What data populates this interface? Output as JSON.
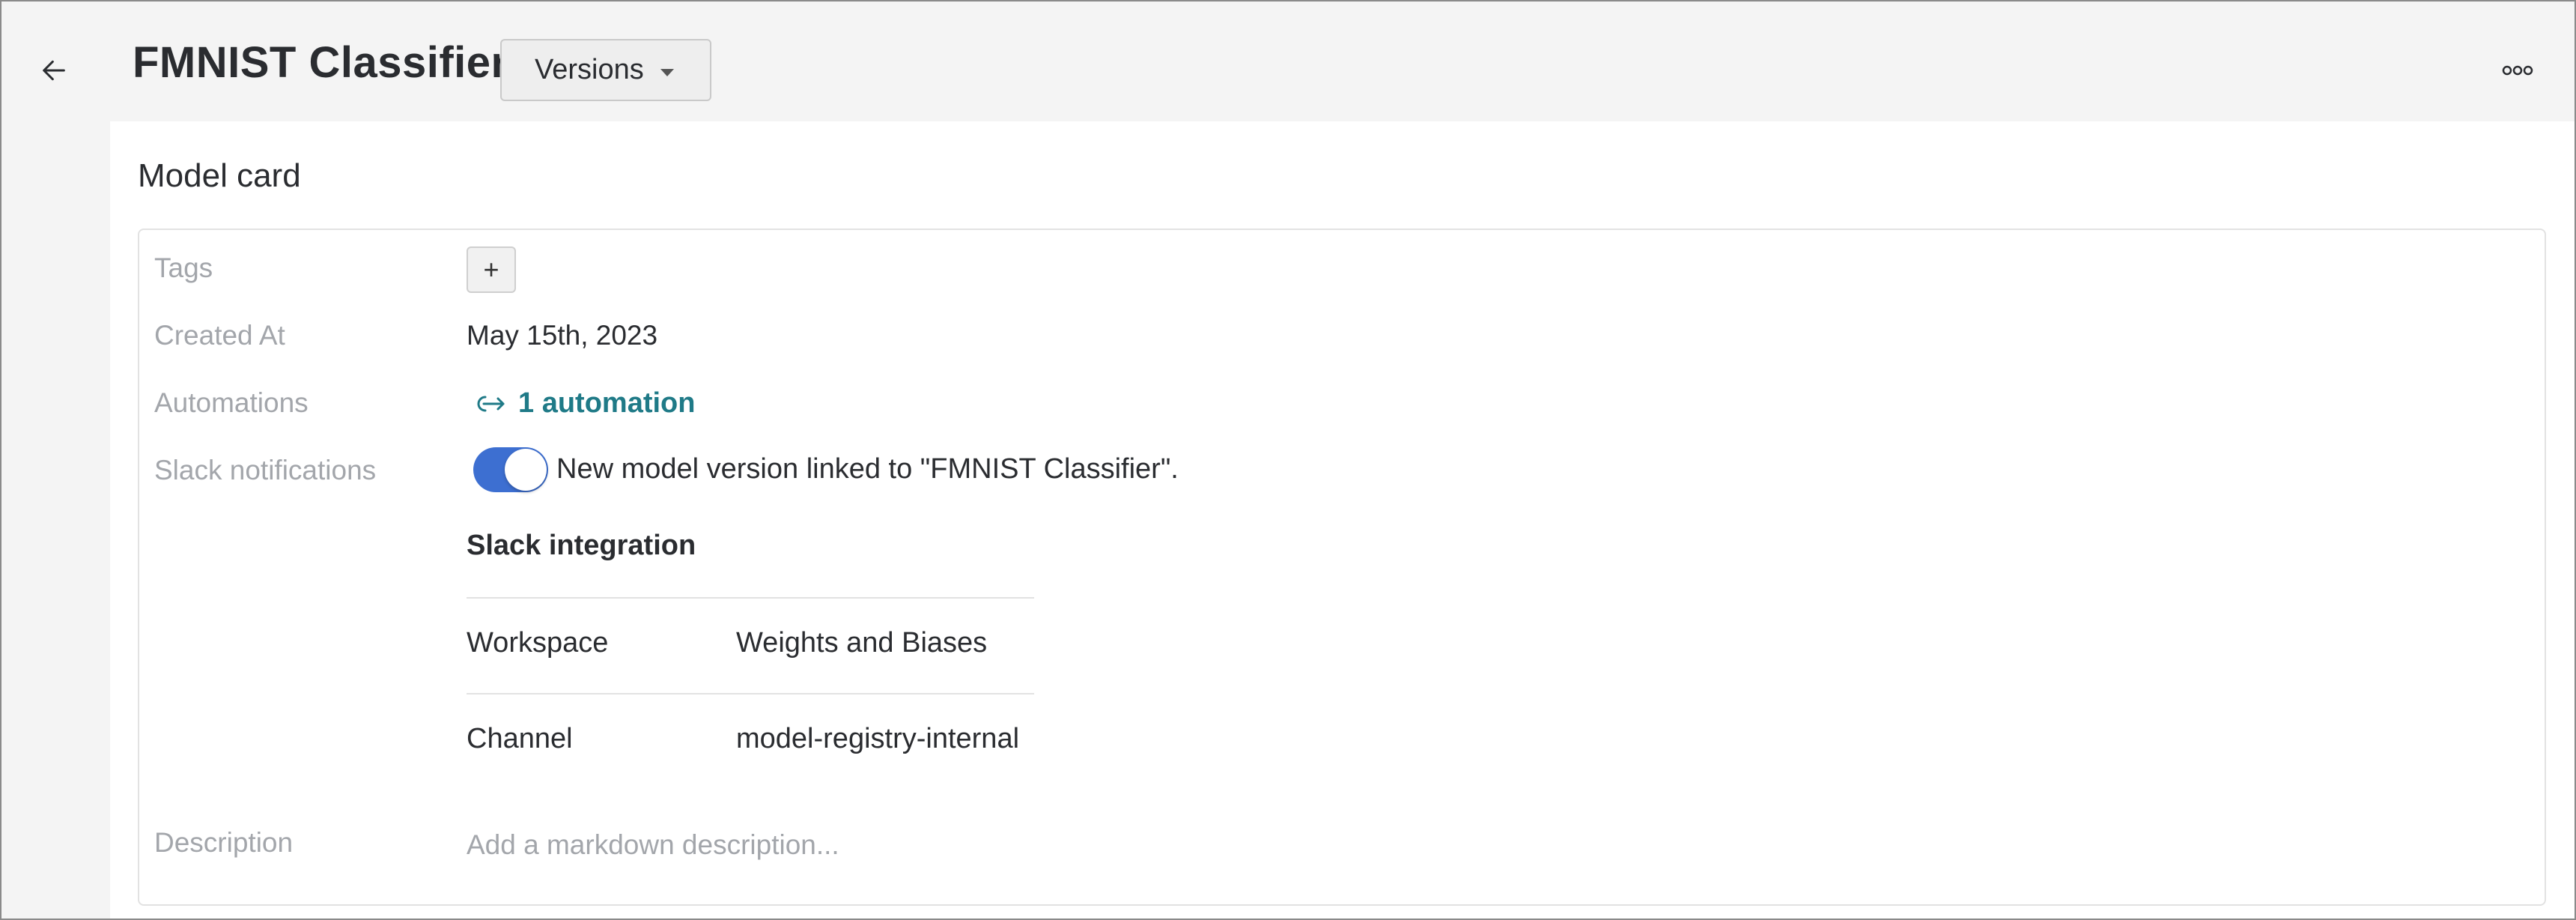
{
  "header": {
    "title": "FMNIST Classifier",
    "versions_label": "Versions"
  },
  "section_title": "Model card",
  "fields": {
    "tags_label": "Tags",
    "add_tag_label": "+",
    "created_at_label": "Created At",
    "created_at_value": "May 15th, 2023",
    "automations_label": "Automations",
    "automations_value": "1 automation",
    "slack_label": "Slack notifications",
    "slack_toggle_on": true,
    "slack_toggle_text": "New model version linked to \"FMNIST Classifier\".",
    "description_label": "Description",
    "description_placeholder": "Add a markdown description..."
  },
  "slack_integration": {
    "heading": "Slack integration",
    "rows": [
      {
        "key": "Workspace",
        "value": "Weights and Biases"
      },
      {
        "key": "Channel",
        "value": "model-registry-internal"
      }
    ]
  },
  "colors": {
    "accent_link": "#1f7a87",
    "toggle_on": "#3d6fd1",
    "muted_label": "#a3a6ab",
    "header_bg": "#f4f4f4"
  },
  "icons": {
    "back": "arrow-left-icon",
    "more": "more-horizontal-icon",
    "automation": "link-arrow-icon",
    "caret": "chevron-down-icon"
  }
}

**EXERCISE PROMPT:**
Pull out all lines from the listing that contain the string "FMNIST".

**OUTPUT OF THE EXERCISE:**
    "title": "FMNIST Classifier",
    "slack_toggle_text": "New model version linked to \"FMNIST Classifier\".",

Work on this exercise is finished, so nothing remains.